-------- Provided records --------
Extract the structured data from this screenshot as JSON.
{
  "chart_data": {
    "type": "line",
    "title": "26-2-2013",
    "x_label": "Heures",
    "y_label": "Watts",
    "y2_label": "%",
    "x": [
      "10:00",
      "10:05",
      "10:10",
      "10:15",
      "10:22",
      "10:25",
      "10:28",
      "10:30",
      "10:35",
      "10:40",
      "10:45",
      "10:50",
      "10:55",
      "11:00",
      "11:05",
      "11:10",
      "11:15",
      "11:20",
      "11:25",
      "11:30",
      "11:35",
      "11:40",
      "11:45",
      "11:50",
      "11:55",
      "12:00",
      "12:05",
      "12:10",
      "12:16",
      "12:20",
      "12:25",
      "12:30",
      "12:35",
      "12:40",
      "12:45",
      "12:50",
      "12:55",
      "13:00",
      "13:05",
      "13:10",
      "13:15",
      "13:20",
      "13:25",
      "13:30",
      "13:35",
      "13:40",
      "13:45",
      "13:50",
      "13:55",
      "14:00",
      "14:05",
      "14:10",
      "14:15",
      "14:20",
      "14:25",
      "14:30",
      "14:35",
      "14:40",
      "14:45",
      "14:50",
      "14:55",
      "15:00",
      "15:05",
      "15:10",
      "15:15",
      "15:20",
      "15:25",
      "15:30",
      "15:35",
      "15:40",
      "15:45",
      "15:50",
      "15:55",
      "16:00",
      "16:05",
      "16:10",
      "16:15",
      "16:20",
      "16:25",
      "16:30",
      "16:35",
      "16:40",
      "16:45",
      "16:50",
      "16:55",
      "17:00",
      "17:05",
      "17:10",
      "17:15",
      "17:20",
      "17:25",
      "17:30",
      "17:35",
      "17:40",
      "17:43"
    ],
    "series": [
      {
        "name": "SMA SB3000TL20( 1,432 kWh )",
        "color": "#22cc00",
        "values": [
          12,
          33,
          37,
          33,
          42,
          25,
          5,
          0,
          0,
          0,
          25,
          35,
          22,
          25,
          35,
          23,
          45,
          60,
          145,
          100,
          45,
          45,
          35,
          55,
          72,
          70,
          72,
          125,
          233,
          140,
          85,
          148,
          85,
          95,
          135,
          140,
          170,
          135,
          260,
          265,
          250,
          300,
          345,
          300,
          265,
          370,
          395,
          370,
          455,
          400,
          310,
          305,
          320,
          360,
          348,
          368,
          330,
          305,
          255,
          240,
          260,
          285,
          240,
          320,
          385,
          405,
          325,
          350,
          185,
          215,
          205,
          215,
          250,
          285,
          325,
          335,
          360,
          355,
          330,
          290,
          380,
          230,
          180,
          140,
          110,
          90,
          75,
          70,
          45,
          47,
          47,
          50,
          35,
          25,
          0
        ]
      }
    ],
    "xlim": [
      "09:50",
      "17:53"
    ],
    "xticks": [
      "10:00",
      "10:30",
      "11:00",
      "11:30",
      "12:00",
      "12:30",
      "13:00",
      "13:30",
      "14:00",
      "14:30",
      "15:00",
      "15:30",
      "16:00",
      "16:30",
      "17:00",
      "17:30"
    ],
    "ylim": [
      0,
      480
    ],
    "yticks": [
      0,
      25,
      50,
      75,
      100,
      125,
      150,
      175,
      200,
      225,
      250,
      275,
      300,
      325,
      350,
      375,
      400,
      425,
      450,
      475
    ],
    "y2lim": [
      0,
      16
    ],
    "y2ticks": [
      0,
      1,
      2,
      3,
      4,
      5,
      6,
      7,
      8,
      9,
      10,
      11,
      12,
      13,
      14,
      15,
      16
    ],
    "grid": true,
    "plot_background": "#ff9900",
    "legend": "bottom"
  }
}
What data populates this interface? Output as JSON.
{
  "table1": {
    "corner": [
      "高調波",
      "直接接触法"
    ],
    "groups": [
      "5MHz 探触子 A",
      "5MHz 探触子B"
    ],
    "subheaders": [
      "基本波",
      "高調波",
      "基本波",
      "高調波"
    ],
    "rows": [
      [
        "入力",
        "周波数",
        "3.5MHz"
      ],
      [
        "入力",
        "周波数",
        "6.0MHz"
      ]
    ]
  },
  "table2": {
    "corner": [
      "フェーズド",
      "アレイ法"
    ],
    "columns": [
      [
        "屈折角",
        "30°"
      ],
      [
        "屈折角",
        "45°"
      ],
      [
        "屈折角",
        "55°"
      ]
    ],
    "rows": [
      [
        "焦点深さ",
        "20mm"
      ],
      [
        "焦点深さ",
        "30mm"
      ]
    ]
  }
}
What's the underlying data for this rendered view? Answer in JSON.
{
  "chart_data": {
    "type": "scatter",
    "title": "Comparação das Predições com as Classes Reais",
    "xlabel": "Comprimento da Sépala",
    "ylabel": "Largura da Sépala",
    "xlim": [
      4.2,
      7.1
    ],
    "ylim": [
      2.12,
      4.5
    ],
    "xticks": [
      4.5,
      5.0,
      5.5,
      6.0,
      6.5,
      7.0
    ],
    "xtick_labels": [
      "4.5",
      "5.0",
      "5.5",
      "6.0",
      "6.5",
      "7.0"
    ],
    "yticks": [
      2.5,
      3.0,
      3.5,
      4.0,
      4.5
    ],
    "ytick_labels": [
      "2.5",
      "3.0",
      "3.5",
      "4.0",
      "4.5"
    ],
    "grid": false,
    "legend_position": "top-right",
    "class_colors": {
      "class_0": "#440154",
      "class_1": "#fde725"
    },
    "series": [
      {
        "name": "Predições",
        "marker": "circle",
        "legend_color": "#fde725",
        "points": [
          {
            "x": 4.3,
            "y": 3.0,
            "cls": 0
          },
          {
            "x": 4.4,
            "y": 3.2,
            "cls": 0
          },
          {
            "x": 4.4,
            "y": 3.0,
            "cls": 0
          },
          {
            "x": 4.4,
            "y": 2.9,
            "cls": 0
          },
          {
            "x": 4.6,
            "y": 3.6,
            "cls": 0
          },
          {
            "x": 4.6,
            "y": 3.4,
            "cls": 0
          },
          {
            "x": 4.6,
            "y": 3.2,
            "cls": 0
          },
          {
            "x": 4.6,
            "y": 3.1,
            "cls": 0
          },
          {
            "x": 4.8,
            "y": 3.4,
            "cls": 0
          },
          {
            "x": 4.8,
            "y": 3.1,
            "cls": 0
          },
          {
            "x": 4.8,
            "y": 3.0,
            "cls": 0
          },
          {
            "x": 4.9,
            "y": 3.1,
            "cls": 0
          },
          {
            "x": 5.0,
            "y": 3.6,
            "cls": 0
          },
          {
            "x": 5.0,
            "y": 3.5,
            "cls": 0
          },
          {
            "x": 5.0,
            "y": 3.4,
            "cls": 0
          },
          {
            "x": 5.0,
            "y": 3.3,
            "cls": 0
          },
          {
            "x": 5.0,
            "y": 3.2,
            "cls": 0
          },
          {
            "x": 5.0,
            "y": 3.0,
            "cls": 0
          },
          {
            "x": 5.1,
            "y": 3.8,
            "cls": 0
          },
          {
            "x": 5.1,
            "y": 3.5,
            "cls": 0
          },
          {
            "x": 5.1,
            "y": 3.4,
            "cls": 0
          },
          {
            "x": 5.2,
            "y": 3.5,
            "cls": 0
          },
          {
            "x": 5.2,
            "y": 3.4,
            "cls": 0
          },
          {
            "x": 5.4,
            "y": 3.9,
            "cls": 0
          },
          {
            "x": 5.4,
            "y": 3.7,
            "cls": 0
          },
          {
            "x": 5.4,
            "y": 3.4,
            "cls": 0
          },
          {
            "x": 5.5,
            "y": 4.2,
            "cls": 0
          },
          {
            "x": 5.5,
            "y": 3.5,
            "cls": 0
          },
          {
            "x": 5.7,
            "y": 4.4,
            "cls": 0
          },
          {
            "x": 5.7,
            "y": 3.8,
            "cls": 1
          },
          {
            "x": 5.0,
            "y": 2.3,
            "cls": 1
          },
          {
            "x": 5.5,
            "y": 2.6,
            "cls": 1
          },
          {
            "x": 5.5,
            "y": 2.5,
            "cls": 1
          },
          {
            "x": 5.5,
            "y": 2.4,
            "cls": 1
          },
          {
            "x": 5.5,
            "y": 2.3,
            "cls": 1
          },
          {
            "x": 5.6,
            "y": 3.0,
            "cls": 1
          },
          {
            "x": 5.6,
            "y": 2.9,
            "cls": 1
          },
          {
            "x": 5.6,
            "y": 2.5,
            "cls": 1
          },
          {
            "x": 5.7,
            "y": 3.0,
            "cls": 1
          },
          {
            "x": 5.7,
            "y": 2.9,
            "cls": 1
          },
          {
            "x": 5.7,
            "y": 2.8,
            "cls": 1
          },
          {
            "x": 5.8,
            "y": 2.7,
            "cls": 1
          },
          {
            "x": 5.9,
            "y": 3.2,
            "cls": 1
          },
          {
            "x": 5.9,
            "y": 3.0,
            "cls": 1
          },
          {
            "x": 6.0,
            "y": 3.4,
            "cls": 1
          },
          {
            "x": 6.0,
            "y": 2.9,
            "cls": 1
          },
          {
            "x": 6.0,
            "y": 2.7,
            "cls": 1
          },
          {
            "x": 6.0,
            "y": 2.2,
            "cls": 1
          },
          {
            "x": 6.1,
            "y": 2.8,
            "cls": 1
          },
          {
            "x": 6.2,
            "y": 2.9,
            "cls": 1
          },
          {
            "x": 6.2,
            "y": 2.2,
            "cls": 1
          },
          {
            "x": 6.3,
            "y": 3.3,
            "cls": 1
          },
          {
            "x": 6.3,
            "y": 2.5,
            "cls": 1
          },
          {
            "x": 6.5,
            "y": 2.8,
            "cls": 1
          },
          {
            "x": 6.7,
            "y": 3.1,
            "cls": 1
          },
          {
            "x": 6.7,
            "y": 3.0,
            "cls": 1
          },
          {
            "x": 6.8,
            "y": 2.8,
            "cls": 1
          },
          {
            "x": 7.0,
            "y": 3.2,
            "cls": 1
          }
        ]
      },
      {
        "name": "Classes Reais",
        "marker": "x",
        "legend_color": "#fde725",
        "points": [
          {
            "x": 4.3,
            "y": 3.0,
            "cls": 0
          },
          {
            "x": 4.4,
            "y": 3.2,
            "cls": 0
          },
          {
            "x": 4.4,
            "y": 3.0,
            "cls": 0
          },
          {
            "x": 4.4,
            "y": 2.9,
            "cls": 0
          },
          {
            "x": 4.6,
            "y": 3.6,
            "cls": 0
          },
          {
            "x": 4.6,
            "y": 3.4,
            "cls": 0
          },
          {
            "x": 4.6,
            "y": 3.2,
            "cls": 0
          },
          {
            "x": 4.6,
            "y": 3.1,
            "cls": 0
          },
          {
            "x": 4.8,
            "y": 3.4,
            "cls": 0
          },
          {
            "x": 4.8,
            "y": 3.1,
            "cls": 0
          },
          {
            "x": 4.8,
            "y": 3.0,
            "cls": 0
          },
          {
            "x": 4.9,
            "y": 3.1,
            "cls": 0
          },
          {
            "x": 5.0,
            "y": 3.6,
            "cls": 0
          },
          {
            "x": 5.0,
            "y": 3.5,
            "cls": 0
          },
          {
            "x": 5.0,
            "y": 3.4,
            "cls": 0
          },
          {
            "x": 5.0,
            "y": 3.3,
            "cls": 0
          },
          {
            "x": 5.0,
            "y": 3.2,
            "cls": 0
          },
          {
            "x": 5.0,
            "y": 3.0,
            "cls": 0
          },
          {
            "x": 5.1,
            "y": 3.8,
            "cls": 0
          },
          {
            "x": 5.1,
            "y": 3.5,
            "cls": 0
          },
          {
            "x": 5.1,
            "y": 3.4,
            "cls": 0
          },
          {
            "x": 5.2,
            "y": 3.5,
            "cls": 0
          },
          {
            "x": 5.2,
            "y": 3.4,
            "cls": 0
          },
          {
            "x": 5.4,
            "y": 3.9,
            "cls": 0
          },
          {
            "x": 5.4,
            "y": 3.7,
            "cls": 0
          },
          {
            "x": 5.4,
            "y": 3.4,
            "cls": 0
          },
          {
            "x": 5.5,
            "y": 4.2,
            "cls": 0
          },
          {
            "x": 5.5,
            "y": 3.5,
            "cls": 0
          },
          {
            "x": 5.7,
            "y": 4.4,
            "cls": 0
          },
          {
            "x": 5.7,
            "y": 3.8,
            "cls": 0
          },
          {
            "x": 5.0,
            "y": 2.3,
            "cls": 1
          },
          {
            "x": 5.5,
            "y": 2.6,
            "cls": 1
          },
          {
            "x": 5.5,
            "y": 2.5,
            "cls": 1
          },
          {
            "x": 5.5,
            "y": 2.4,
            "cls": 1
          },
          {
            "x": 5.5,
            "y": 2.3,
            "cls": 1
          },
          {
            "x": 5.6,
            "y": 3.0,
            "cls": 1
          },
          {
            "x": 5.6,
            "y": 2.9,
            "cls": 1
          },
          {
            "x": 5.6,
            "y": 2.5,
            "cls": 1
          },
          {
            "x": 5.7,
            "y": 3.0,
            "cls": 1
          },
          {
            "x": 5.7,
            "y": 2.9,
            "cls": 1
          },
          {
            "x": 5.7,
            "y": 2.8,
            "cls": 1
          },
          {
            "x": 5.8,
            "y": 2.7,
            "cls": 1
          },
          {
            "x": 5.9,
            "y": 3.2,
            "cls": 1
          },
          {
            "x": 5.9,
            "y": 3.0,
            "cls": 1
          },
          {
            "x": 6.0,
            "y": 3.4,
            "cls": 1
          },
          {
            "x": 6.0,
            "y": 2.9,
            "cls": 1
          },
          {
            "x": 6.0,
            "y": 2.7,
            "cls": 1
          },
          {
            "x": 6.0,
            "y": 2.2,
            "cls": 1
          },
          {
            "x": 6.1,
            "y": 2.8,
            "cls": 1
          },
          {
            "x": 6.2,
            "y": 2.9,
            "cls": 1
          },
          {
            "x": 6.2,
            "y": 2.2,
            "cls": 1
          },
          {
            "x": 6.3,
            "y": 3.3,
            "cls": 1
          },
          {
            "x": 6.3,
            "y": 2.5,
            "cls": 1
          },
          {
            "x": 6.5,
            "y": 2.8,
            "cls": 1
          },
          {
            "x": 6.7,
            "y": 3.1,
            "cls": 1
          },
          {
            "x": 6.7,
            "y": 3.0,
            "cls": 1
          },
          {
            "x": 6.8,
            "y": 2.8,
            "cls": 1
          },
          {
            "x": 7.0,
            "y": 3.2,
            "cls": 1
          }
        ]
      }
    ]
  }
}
--------
◆ **What to produce**
Search the listing for the word "name". Copy every line in which it occurs.

◆ **Problem solution**
        "name": "SMA SB3000TL20( 1,432 kWh )",
        "name": "Predições",
        "name": "Classes Reais",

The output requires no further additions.